§ **DO THIS**: Please output the lines shown below exactly as they appear.

§ **ROWS**:

_ _ _

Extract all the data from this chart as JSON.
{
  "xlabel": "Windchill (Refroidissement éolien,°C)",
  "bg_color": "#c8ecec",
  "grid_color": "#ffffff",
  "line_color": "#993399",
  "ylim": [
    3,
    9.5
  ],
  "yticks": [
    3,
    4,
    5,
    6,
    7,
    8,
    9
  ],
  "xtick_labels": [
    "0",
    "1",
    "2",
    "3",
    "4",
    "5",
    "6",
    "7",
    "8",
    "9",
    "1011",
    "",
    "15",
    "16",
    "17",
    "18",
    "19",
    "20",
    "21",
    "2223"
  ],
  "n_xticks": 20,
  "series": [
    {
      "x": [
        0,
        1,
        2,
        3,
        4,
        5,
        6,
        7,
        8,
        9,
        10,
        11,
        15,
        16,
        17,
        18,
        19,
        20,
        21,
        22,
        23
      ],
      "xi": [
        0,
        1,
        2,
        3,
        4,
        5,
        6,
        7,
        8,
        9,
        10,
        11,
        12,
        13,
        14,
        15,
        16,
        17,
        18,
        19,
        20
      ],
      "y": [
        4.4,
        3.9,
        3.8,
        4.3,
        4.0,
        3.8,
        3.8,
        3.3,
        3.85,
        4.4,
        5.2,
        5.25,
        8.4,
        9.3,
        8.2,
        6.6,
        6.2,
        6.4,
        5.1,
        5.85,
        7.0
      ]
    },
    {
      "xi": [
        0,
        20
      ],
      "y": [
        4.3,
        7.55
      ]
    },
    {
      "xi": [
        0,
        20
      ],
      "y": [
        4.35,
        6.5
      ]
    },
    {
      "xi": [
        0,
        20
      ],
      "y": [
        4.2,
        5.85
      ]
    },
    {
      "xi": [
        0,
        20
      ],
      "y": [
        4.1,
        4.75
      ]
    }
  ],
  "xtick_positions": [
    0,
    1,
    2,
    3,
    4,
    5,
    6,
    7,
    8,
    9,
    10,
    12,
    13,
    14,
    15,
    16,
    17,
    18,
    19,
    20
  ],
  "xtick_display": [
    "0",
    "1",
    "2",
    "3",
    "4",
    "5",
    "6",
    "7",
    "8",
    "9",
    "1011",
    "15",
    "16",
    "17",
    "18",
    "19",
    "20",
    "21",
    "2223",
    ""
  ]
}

_ _ _

§ **EXERCISE OUTPUT**:
Extract all the data from this chart as JSON.
{
  "xlabel": "Windchill (Refroidissement éolien,°C)",
  "bg_color": "#c8ecec",
  "grid_color": "#ffffff",
  "line_color": "#993399",
  "ylim": [
    3,
    9.5
  ],
  "yticks": [
    3,
    4,
    5,
    6,
    7,
    8,
    9
  ],
  "xtick_labels": [
    "0",
    "1",
    "2",
    "3",
    "4",
    "5",
    "6",
    "7",
    "8",
    "9",
    "1011",
    "",
    "15",
    "16",
    "17",
    "18",
    "19",
    "20",
    "21",
    "2223"
  ],
  "n_xticks": 20,
  "series": [
    {
      "x": [
        0,
        1,
        2,
        3,
        4,
        5,
        6,
        7,
        8,
        9,
        10,
        11,
        15,
        16,
        17,
        18,
        19,
        20,
        21,
        22,
        23
      ],
      "xi": [
        0,
        1,
        2,
        3,
        4,
        5,
        6,
        7,
        8,
        9,
        10,
        11,
        12,
        13,
        14,
        15,
        16,
        17,
        18,
        19,
        20
      ],
      "y": [
        4.4,
        3.9,
        3.8,
        4.3,
        4.0,
        3.8,
        3.8,
        3.3,
        3.85,
        4.4,
        5.2,
        5.25,
        8.4,
        9.3,
        8.2,
        6.6,
        6.2,
        6.4,
        5.1,
        5.85,
        7.0
      ]
    },
    {
      "xi": [
        0,
        20
      ],
      "y": [
        4.3,
        7.55
      ]
    },
    {
      "xi": [
        0,
        20
      ],
      "y": [
        4.35,
        6.5
      ]
    },
    {
      "xi": [
        0,
        20
      ],
      "y": [
        4.2,
        5.85
      ]
    },
    {
      "xi": [
        0,
        20
      ],
      "y": [
        4.1,
        4.75
      ]
    }
  ],
  "xtick_positions": [
    0,
    1,
    2,
    3,
    4,
    5,
    6,
    7,
    8,
    9,
    10,
    12,
    13,
    14,
    15,
    16,
    17,
    18,
    19,
    20
  ],
  "xtick_display": [
    "0",
    "1",
    "2",
    "3",
    "4",
    "5",
    "6",
    "7",
    "8",
    "9",
    "1011",
    "15",
    "16",
    "17",
    "18",
    "19",
    "20",
    "21",
    "2223",
    ""
  ]
}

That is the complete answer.